# Objective
State the number of lines that hold the string "Стаж", with nothing added.

--- Begin Available data ---

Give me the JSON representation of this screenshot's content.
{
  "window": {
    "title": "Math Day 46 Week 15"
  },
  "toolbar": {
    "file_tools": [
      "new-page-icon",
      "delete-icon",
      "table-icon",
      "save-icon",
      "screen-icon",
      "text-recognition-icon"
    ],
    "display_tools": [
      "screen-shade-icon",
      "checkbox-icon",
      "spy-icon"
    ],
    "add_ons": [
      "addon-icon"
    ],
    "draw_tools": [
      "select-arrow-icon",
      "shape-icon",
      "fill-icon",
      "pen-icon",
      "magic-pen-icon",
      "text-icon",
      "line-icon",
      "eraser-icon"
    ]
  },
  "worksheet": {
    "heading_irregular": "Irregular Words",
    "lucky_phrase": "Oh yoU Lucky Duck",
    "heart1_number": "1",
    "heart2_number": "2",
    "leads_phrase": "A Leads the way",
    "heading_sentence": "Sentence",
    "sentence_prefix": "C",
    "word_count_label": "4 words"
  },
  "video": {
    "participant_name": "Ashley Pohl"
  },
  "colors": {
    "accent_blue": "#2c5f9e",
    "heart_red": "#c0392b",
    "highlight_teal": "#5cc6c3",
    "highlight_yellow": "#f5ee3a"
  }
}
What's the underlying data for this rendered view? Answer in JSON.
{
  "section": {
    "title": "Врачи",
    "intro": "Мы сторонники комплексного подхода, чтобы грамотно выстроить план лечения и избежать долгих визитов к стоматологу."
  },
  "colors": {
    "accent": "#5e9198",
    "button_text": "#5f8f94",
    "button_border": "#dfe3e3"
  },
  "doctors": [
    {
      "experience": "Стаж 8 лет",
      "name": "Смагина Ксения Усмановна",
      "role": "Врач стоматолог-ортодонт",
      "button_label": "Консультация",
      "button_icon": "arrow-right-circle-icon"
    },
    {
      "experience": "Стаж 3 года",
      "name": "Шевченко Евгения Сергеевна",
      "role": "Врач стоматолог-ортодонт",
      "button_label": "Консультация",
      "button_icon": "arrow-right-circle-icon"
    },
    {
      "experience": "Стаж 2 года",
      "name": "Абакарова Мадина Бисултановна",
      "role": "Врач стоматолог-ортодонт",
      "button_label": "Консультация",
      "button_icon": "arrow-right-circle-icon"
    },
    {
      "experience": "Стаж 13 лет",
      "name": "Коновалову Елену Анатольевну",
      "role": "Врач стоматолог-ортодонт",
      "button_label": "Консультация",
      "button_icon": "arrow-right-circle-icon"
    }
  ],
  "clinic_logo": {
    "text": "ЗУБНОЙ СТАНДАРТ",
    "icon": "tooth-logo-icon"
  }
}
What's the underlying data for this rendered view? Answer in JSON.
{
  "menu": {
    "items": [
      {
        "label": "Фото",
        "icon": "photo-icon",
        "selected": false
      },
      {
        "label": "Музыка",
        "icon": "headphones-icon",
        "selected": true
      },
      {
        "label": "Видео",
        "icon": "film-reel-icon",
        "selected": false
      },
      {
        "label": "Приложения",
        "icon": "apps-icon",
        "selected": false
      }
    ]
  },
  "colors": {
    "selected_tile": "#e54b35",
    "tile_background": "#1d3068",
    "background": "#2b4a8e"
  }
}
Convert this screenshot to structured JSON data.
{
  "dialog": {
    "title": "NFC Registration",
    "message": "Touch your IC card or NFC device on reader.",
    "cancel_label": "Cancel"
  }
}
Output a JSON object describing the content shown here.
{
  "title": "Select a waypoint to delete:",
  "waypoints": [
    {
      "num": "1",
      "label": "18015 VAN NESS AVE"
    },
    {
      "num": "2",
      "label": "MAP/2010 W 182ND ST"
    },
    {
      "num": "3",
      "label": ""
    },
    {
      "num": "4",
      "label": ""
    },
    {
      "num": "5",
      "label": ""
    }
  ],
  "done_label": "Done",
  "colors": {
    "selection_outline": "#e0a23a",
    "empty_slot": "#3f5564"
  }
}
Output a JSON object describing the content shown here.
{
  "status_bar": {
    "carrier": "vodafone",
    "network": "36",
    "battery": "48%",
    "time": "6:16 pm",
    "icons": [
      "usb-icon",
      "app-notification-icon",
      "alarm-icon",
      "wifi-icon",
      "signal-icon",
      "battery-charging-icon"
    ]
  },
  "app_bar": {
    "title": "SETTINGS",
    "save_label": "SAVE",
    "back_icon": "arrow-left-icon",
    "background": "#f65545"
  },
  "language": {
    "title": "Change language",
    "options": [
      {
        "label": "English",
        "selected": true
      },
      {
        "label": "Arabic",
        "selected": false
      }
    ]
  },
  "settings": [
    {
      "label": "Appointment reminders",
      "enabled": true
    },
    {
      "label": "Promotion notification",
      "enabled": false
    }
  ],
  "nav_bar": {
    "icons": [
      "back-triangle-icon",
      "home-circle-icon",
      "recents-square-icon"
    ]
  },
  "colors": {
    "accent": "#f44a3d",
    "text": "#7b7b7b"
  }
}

--- End Available data ---

# Task solution
4